● Problem statement: Check each line of the listing below for the string "title", and give only how many lines hold it.

● Records to process:
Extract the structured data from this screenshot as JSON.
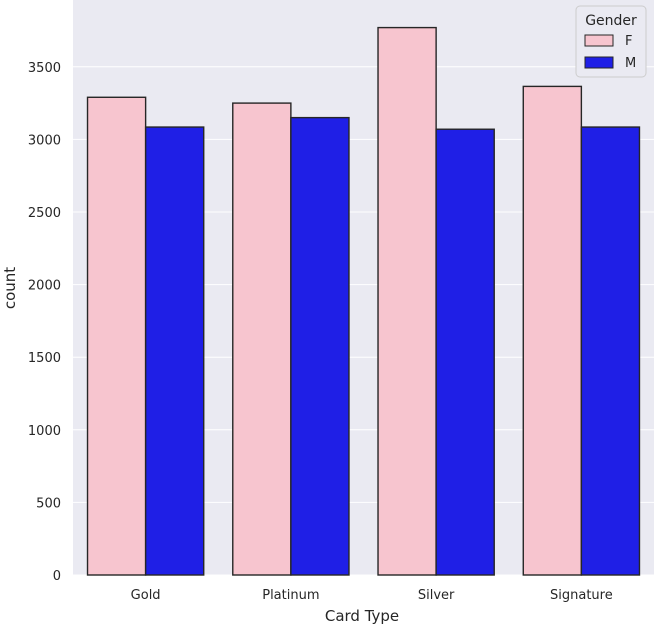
{
  "chart_data": {
    "type": "bar",
    "categories": [
      "Gold",
      "Platinum",
      "Silver",
      "Signature"
    ],
    "series": [
      {
        "name": "F",
        "color": "#f7c5cf",
        "values": [
          3290,
          3250,
          3770,
          3365
        ]
      },
      {
        "name": "M",
        "color": "#1f1fe6",
        "values": [
          3085,
          3150,
          3070,
          3085
        ]
      }
    ],
    "xlabel": "Card Type",
    "ylabel": "count",
    "ylim": [
      0,
      3960
    ],
    "yticks": [
      0,
      500,
      1000,
      1500,
      2000,
      2500,
      3000,
      3500
    ],
    "grid": true,
    "legend": {
      "title": "Gender",
      "position": "top-right"
    },
    "colors": {
      "background": "#eaeaf2",
      "grid": "#ffffff",
      "bar_edge": "#262626"
    }
  }
}
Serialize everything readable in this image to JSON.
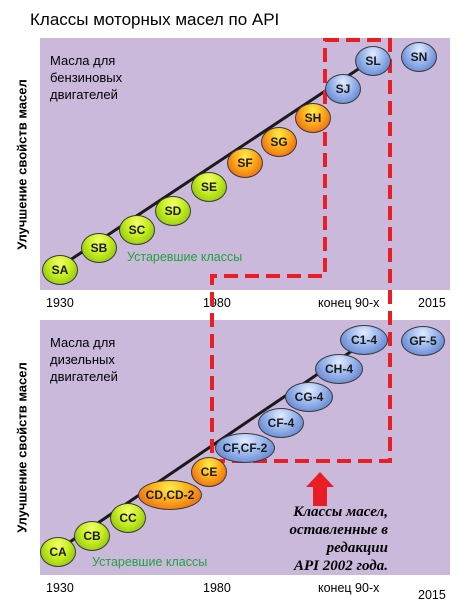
{
  "title": "Классы моторных масел по API",
  "ylabel": "Улучшение свойств масел",
  "note": [
    "Классы масел,",
    "оставленные в редакции",
    "API 2002 года."
  ],
  "colors": {
    "panel": "#cbb9dc",
    "dashed": "#ea1d24",
    "obsolete_text": "#1fa33c"
  },
  "gasoline": {
    "label": [
      "Масла для",
      "бензиновых",
      "двигателей"
    ],
    "obsolete": "Устаревшие классы",
    "ticks": [
      "1930",
      "1980",
      "конец 90-х",
      "2015"
    ],
    "classes": [
      "SA",
      "SB",
      "SC",
      "SD",
      "SE",
      "SF",
      "SG",
      "SH",
      "SJ",
      "SL"
    ],
    "current": "SN"
  },
  "diesel": {
    "label": [
      "Масла для",
      "дизельных",
      "двигателей"
    ],
    "obsolete": "Устаревшие классы",
    "ticks": [
      "1930",
      "1980",
      "конец 90-х",
      "2015"
    ],
    "classes": [
      "CA",
      "CB",
      "CC",
      "CD,CD-2",
      "CE",
      "CF,CF-2",
      "CF-4",
      "CG-4",
      "CH-4",
      "C1-4"
    ],
    "current": "GF-5"
  }
}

● Written reply: 2